SELECTED EXTRACT →
================

From 59d9beac057143d906d3b778088168225c6fc7e0 Mon Sep 17 00:00:00 2001
From: Mark Johnson <30983976+mijho@users.noreply.github.com>
Date: Wed, 1 Feb 2023 02:48:19 +0000
Subject: [PATCH] feat: regex substitution on surt rules match (#780)

substituion functionality already exists on a global level for matched
rules but this causes issues when rule sets conflict in the desired
outcome. This change enables setting regex substitution at the rule
level to avoid these conflicts.
---
 pywb/rules.yaml                               | 10 ++++++--
 pywb/warcserver/index/fuzzymatcher.py         | 24 ++++++++++++-------
 .../index/test/test_fuzzymatcher.py           |  7 ++++++
 3 files changed, 31 insertions(+), 10 deletions(-)

diff --git a/pywb/rules.yaml b/pywb/rules.yaml
index afdb8f20..b3bc0720 100644
--- a/pywb/rules.yaml
+++ b/pywb/rules.yaml
@@ -110,7 +110,7 @@ rules:
 
       fuzzy_lookup:
         match: '("(?:cursor|cursorindex)":["\d\w]+)'
-        find_all: true
+        re_type: findall
 
     - url_prefix: 'com,facebook)/ajax/pagelet/generic.php/profiletimeline'
       fuzzy_lookup: 'com,facebook\)/.*[?&](__adt=[^&]+).*[&]data=(?:.*?(?:[&]|(profile_id|pagelet_token)[^,]+))'
@@ -175,7 +175,7 @@ rules:
 
       fuzzy_lookup:
         match: '("q[\d]+":|after:\\"[^"]+)'
-        find_all: true
+        re_type: findall
 
     - url_prefix: 'com,facebook)/pages_reaction_units/more'
 
@@ -538,6 +538,12 @@ rules:
       rewrite:
         js_rewrite_location: urls
 
+    - url_prefix: 'com,example)/matched'
+      fuzzy_lookup:
+        re_type: sub
+        match: 'matched'
+        replace: 'replaced'          
+
     # all domain rules -- fallback to this dataset
     #=================================================================
     # Applies to all urls -- should be last
diff --git a/pywb/warcserver/index/fuzzymatcher.py b/pywb/warcserver/index/fuzzymatcher.py
index dac755d9..786d1b60 100644
--- a/pywb/warcserver/index/fuzzymatcher.py
+++ b/pywb/warcserver/index/fuzzymatcher.py
@@ -15,7 +15,7 @@ from collections import namedtuple
 # ============================================================================
 FuzzyRule = namedtuple('FuzzyRule',
                        'url_prefix, regex, replace_after, filter_str, ' +
-                       'match_type, find_all')
+                       'match_type, re_type')
 
 
 # ============================================================================
@@ -23,6 +23,7 @@ class FuzzyMatcher(object):
     DEFAULT_FILTER = ['urlkey:{0}']
     DEFAULT_MATCH_TYPE = 'prefix'
     DEFAULT_REPLACE_AFTER = '?'
+    DEFAULT_RE_TYPE = 'search'
 
     FUZZY_SKIP_PARAMS = ('alt_url', 'reverse', 'closest', 'end_key',
                          'url', 'matchType', 'filter')

================

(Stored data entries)
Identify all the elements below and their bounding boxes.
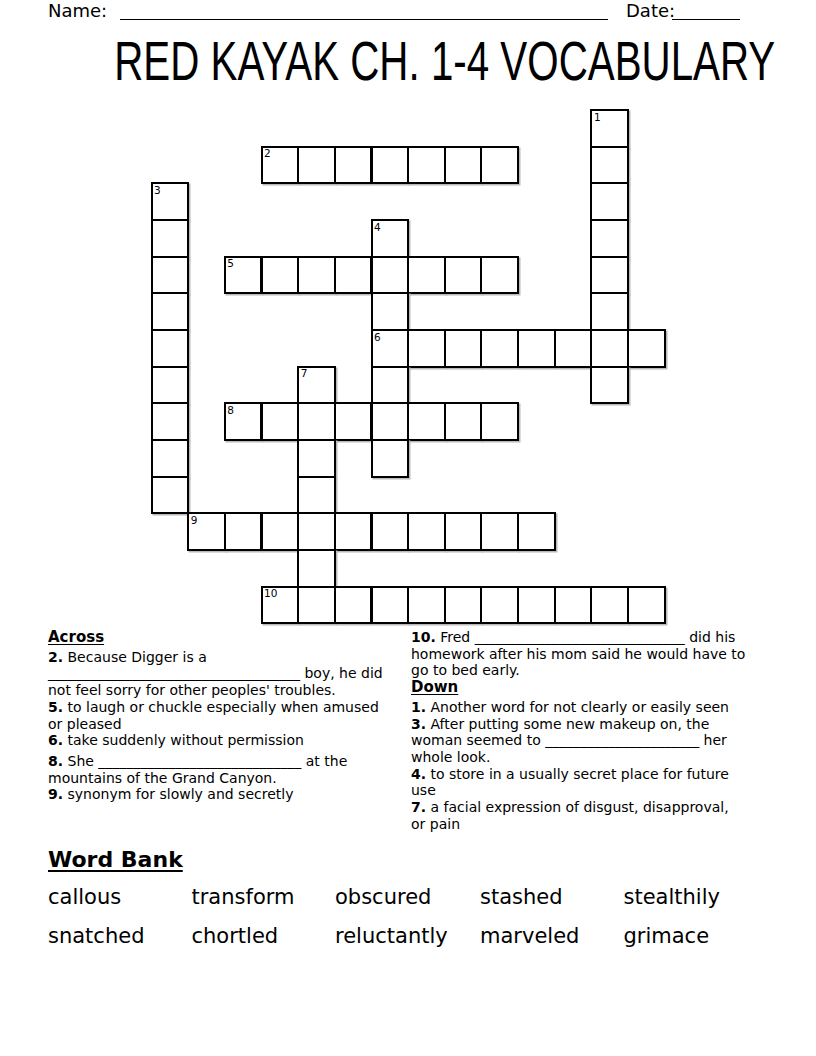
grid-cell-r2-c12[interactable]	[590, 182, 629, 221]
grid-cell-r6-c0[interactable]	[151, 329, 190, 368]
cell-number-5: 5	[227, 258, 234, 269]
grid-cell-r11-c3[interactable]	[261, 512, 300, 551]
grid-cell-r6-c10[interactable]	[517, 329, 556, 368]
grid-cell-r6-c8[interactable]	[444, 329, 483, 368]
clue-line: not feel sorry for other peoples' troubl…	[48, 682, 410, 699]
clue-line: 4. to store in a usually secret place fo…	[411, 766, 806, 783]
grid-cell-r4-c7[interactable]	[407, 256, 446, 295]
clue-line: ____________________________________ boy…	[48, 665, 410, 682]
clue-down-3: 3. After putting some new makeup on, the…	[411, 716, 806, 766]
grid-cell-r8-c0[interactable]	[151, 402, 190, 441]
clue-line: 6. take suddenly without permission	[48, 732, 410, 749]
grid-cell-r11-c8[interactable]	[444, 512, 483, 551]
grid-cell-r13-c5[interactable]	[334, 586, 373, 625]
cell-number-4: 4	[374, 222, 381, 233]
worksheet-page: Name: Date: RED KAYAK CH. 1-4 VOCABULARY…	[0, 0, 816, 1056]
word-bank-item-snatched: snatched	[48, 917, 192, 956]
clue-line: 1. Another word for not clearly or easil…	[411, 699, 806, 716]
grid-cell-r7-c6[interactable]	[371, 366, 410, 405]
grid-cell-r8-c3[interactable]	[261, 402, 300, 441]
word-bank-item-callous: callous	[48, 878, 192, 917]
clue-across-8: 8. She _____________________________ at …	[48, 753, 410, 786]
grid-cell-r4-c12[interactable]	[590, 256, 629, 295]
grid-cell-r5-c0[interactable]	[151, 292, 190, 331]
grid-cell-r10-c0[interactable]	[151, 476, 190, 515]
grid-cell-r6-c7[interactable]	[407, 329, 446, 368]
grid-cell-r11-c5[interactable]	[334, 512, 373, 551]
clue-line: mountains of the Grand Canyon.	[48, 770, 410, 787]
grid-cell-r1-c9[interactable]	[480, 146, 519, 185]
grid-cell-r3-c0[interactable]	[151, 219, 190, 258]
grid-cell-r11-c10[interactable]	[517, 512, 556, 551]
clue-line: use	[411, 782, 806, 799]
grid-cell-r4-c3[interactable]	[261, 256, 300, 295]
word-bank-item-obscured: obscured	[335, 878, 480, 917]
date-blank-line	[672, 1, 740, 20]
grid-cell-r3-c12[interactable]	[590, 219, 629, 258]
clue-down-4: 4. to store in a usually secret place fo…	[411, 766, 806, 799]
grid-cell-r13-c13[interactable]	[627, 586, 666, 625]
grid-cell-r6-c11[interactable]	[554, 329, 593, 368]
cell-number-7: 7	[301, 368, 308, 379]
grid-cell-r5-c12[interactable]	[590, 292, 629, 331]
grid-cell-r1-c8[interactable]	[444, 146, 483, 185]
grid-cell-r11-c2[interactable]	[224, 512, 263, 551]
grid-cell-r13-c9[interactable]	[480, 586, 519, 625]
word-bank: Word Bank calloustransformobscuredstashe…	[48, 846, 720, 955]
clue-across-5: 5. to laugh or chuckle especially when a…	[48, 699, 410, 732]
across-clues-right: 10. Fred ______________________________ …	[411, 629, 806, 679]
clue-across-10: 10. Fred ______________________________ …	[411, 629, 806, 679]
cell-number-2: 2	[264, 148, 271, 159]
grid-cell-r9-c0[interactable]	[151, 439, 190, 478]
grid-cell-r13-c12[interactable]	[590, 586, 629, 625]
grid-cell-r4-c4[interactable]	[297, 256, 336, 295]
grid-cell-r4-c5[interactable]	[334, 256, 373, 295]
grid-cell-r7-c12[interactable]	[590, 366, 629, 405]
word-bank-item-transform: transform	[192, 878, 336, 917]
grid-cell-r4-c9[interactable]	[480, 256, 519, 295]
clue-line: 9. synonym for slowly and secretly	[48, 786, 410, 803]
grid-cell-r13-c7[interactable]	[407, 586, 446, 625]
grid-cell-r4-c6[interactable]	[371, 256, 410, 295]
name-blank-line	[120, 1, 608, 20]
cell-number-1: 1	[594, 112, 601, 123]
grid-cell-r1-c6[interactable]	[371, 146, 410, 185]
clue-line: 7. a facial expression of disgust, disap…	[411, 799, 806, 816]
clue-across-9: 9. synonym for slowly and secretly	[48, 786, 410, 803]
cell-number-9: 9	[191, 515, 198, 526]
word-bank-item-reluctantly: reluctantly	[335, 917, 480, 956]
clue-line: woman seemed to ______________________ h…	[411, 732, 806, 749]
clue-line: whole look.	[411, 749, 806, 766]
word-bank-item-grimace: grimace	[624, 917, 720, 956]
down-clues: 1. Another word for not clearly or easil…	[411, 699, 806, 833]
clue-line: 5. to laugh or chuckle especially when a…	[48, 699, 410, 716]
grid-cell-r8-c9[interactable]	[480, 402, 519, 441]
grid-cell-r1-c12[interactable]	[590, 146, 629, 185]
cell-number-10: 10	[264, 588, 277, 599]
clue-line: 3. After putting some new makeup on, the	[411, 716, 806, 733]
grid-cell-r1-c7[interactable]	[407, 146, 446, 185]
date-label: Date:	[626, 1, 675, 21]
clue-across-6: 6. take suddenly without permission	[48, 732, 410, 749]
page-title: RED KAYAK CH. 1-4 VOCABULARY	[114, 33, 702, 89]
grid-cell-r11-c4[interactable]	[297, 512, 336, 551]
grid-cell-r13-c10[interactable]	[517, 586, 556, 625]
word-bank-item-chortled: chortled	[192, 917, 336, 956]
clue-line: 10. Fred ______________________________ …	[411, 629, 806, 646]
grid-cell-r5-c6[interactable]	[371, 292, 410, 331]
grid-cell-r11-c9[interactable]	[480, 512, 519, 551]
grid-cell-r6-c12[interactable]	[590, 329, 629, 368]
clue-down-7: 7. a facial expression of disgust, disap…	[411, 799, 806, 832]
grid-cell-r6-c9[interactable]	[480, 329, 519, 368]
grid-cell-r12-c4[interactable]	[297, 549, 336, 588]
clue-line: 8. She _____________________________ at …	[48, 753, 410, 770]
right-clues-column: 10. Fred ______________________________ …	[411, 629, 806, 832]
clue-down-1: 1. Another word for not clearly or easil…	[411, 699, 806, 716]
grid-cell-r8-c8[interactable]	[444, 402, 483, 441]
grid-cell-r9-c6[interactable]	[371, 439, 410, 478]
grid-cell-r4-c0[interactable]	[151, 256, 190, 295]
grid-cell-r9-c4[interactable]	[297, 439, 336, 478]
down-heading: Down	[411, 679, 806, 696]
cell-number-8: 8	[227, 405, 234, 416]
across-clues-left: 2. Because Digger is a__________________…	[48, 649, 410, 803]
cell-number-3: 3	[154, 185, 161, 196]
grid-cell-r1-c5[interactable]	[334, 146, 373, 185]
word-bank-heading: Word Bank	[48, 846, 720, 874]
grid-cell-r8-c6[interactable]	[371, 402, 410, 441]
grid-cell-r6-c13[interactable]	[627, 329, 666, 368]
grid-cell-r13-c4[interactable]	[297, 586, 336, 625]
clue-line: homework after his mom said he would hav…	[411, 646, 806, 663]
across-clues-column: Across 2. Because Digger is a___________…	[48, 629, 410, 803]
grid-cell-r8-c7[interactable]	[407, 402, 446, 441]
cell-number-6: 6	[374, 332, 381, 343]
grid-cell-r8-c5[interactable]	[334, 402, 373, 441]
word-bank-item-stealthily: stealthily	[624, 878, 720, 917]
grid-cell-r4-c8[interactable]	[444, 256, 483, 295]
grid-cell-r7-c0[interactable]	[151, 366, 190, 405]
grid-cell-r11-c6[interactable]	[371, 512, 410, 551]
grid-cell-r1-c4[interactable]	[297, 146, 336, 185]
word-bank-item-stashed: stashed	[480, 878, 624, 917]
across-heading: Across	[48, 629, 410, 646]
grid-cell-r13-c8[interactable]	[444, 586, 483, 625]
grid-cell-r13-c6[interactable]	[371, 586, 410, 625]
clue-line: or pleased	[48, 716, 410, 733]
grid-cell-r10-c4[interactable]	[297, 476, 336, 515]
word-bank-words: calloustransformobscuredstashedstealthil…	[48, 878, 720, 955]
grid-cell-r13-c11[interactable]	[554, 586, 593, 625]
word-bank-item-marveled: marveled	[480, 917, 624, 956]
name-label: Name:	[48, 1, 107, 21]
crossword-grid: 12345678910	[152, 110, 667, 625]
grid-cell-r8-c4[interactable]	[297, 402, 336, 441]
clue-line: or pain	[411, 816, 806, 833]
clue-line: go to bed early.	[411, 662, 806, 679]
clue-across-2: 2. Because Digger is a__________________…	[48, 649, 410, 699]
grid-cell-r11-c7[interactable]	[407, 512, 446, 551]
clue-line: 2. Because Digger is a	[48, 649, 410, 666]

================

REQUIRED ACTIONS →
• 1. Summarize the regex substitution patch in two sentences.
• 2. From the records, reproduce the section that opens with the line containing "182, 629, 221]" and closes with the line containing "366, 410, 405]", both of those lines included.

TASK RESPONSES →
• 1. The patch adds regex substitution at the level of individual rules, since the existing global substitution for matched rules causes problems when rule sets conflict in their desired outcome. In rules.yaml it replaces "find_all: true" with "re_type: findall" and adds a "com,example)/matched" rule that uses "re_type: sub", while fuzzymatcher.py swaps the "find_all" field of FuzzyRule for "re_type" and sets "search" as the default re_type.

• 2.
grid-cell-r2-c12[interactable]	[590, 182, 629, 221]
grid-cell-r6-c0[interactable]	[151, 329, 190, 368]
cell-number-5: 5	[227, 258, 234, 269]
grid-cell-r11-c3[interactable]	[261, 512, 300, 551]
grid-cell-r6-c10[interactable]	[517, 329, 556, 368]
grid-cell-r6-c8[interactable]	[444, 329, 483, 368]
clue-line: not feel sorry for other peoples' troubl…	[48, 682, 410, 699]
clue-line: 4. to store in a usually secret place fo…	[411, 766, 806, 783]
grid-cell-r4-c7[interactable]	[407, 256, 446, 295]
clue-line: ____________________________________ boy…	[48, 665, 410, 682]
clue-down-3: 3. After putting some new makeup on, the…	[411, 716, 806, 766]
grid-cell-r8-c0[interactable]	[151, 402, 190, 441]
clue-line: 6. take suddenly without permission	[48, 732, 410, 749]
grid-cell-r11-c8[interactable]	[444, 512, 483, 551]
grid-cell-r13-c5[interactable]	[334, 586, 373, 625]
cell-number-4: 4	[374, 222, 381, 233]
worksheet-page: Name: Date: RED KAYAK CH. 1-4 VOCABULARY…	[0, 0, 816, 1056]
word-bank-item-snatched: snatched	[48, 917, 192, 956]
clue-line: 1. Another word for not clearly or easil…	[411, 699, 806, 716]
grid-cell-r7-c6[interactable]	[371, 366, 410, 405]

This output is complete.